## BEGIN Information given

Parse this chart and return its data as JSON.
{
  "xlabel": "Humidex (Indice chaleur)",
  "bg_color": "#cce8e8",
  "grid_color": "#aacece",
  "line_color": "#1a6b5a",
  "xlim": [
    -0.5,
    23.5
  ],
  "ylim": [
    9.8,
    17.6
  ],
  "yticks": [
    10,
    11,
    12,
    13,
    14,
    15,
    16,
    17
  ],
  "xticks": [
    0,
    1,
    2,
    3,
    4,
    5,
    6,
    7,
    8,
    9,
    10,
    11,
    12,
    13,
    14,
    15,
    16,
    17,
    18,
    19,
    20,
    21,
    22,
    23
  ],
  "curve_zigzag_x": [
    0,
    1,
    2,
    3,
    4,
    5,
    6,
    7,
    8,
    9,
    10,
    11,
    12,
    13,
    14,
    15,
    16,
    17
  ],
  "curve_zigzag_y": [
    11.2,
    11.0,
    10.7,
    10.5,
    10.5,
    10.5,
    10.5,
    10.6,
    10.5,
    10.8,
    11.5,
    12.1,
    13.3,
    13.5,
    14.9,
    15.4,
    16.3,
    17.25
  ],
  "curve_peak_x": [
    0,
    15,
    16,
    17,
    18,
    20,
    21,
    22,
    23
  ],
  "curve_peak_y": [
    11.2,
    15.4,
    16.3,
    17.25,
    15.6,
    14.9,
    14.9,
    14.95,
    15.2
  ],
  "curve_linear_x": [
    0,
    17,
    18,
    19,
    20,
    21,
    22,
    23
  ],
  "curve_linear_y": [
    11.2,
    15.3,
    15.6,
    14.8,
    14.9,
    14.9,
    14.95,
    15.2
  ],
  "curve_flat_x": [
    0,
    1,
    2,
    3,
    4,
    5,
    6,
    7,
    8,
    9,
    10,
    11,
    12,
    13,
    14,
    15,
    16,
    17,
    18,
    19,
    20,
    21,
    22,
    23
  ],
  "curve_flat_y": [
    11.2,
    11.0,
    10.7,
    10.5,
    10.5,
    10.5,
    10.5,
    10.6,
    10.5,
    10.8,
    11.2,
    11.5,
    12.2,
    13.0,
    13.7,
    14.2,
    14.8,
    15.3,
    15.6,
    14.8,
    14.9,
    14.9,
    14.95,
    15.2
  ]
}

## END Information given

**Stated goal**
Exactly reproduce all of the entries.

**Response**
Parse this chart and return its data as JSON.
{
  "xlabel": "Humidex (Indice chaleur)",
  "bg_color": "#cce8e8",
  "grid_color": "#aacece",
  "line_color": "#1a6b5a",
  "xlim": [
    -0.5,
    23.5
  ],
  "ylim": [
    9.8,
    17.6
  ],
  "yticks": [
    10,
    11,
    12,
    13,
    14,
    15,
    16,
    17
  ],
  "xticks": [
    0,
    1,
    2,
    3,
    4,
    5,
    6,
    7,
    8,
    9,
    10,
    11,
    12,
    13,
    14,
    15,
    16,
    17,
    18,
    19,
    20,
    21,
    22,
    23
  ],
  "curve_zigzag_x": [
    0,
    1,
    2,
    3,
    4,
    5,
    6,
    7,
    8,
    9,
    10,
    11,
    12,
    13,
    14,
    15,
    16,
    17
  ],
  "curve_zigzag_y": [
    11.2,
    11.0,
    10.7,
    10.5,
    10.5,
    10.5,
    10.5,
    10.6,
    10.5,
    10.8,
    11.5,
    12.1,
    13.3,
    13.5,
    14.9,
    15.4,
    16.3,
    17.25
  ],
  "curve_peak_x": [
    0,
    15,
    16,
    17,
    18,
    20,
    21,
    22,
    23
  ],
  "curve_peak_y": [
    11.2,
    15.4,
    16.3,
    17.25,
    15.6,
    14.9,
    14.9,
    14.95,
    15.2
  ],
  "curve_linear_x": [
    0,
    17,
    18,
    19,
    20,
    21,
    22,
    23
  ],
  "curve_linear_y": [
    11.2,
    15.3,
    15.6,
    14.8,
    14.9,
    14.9,
    14.95,
    15.2
  ],
  "curve_flat_x": [
    0,
    1,
    2,
    3,
    4,
    5,
    6,
    7,
    8,
    9,
    10,
    11,
    12,
    13,
    14,
    15,
    16,
    17,
    18,
    19,
    20,
    21,
    22,
    23
  ],
  "curve_flat_y": [
    11.2,
    11.0,
    10.7,
    10.5,
    10.5,
    10.5,
    10.5,
    10.6,
    10.5,
    10.8,
    11.2,
    11.5,
    12.2,
    13.0,
    13.7,
    14.2,
    14.8,
    15.3,
    15.6,
    14.8,
    14.9,
    14.9,
    14.95,
    15.2
  ]
}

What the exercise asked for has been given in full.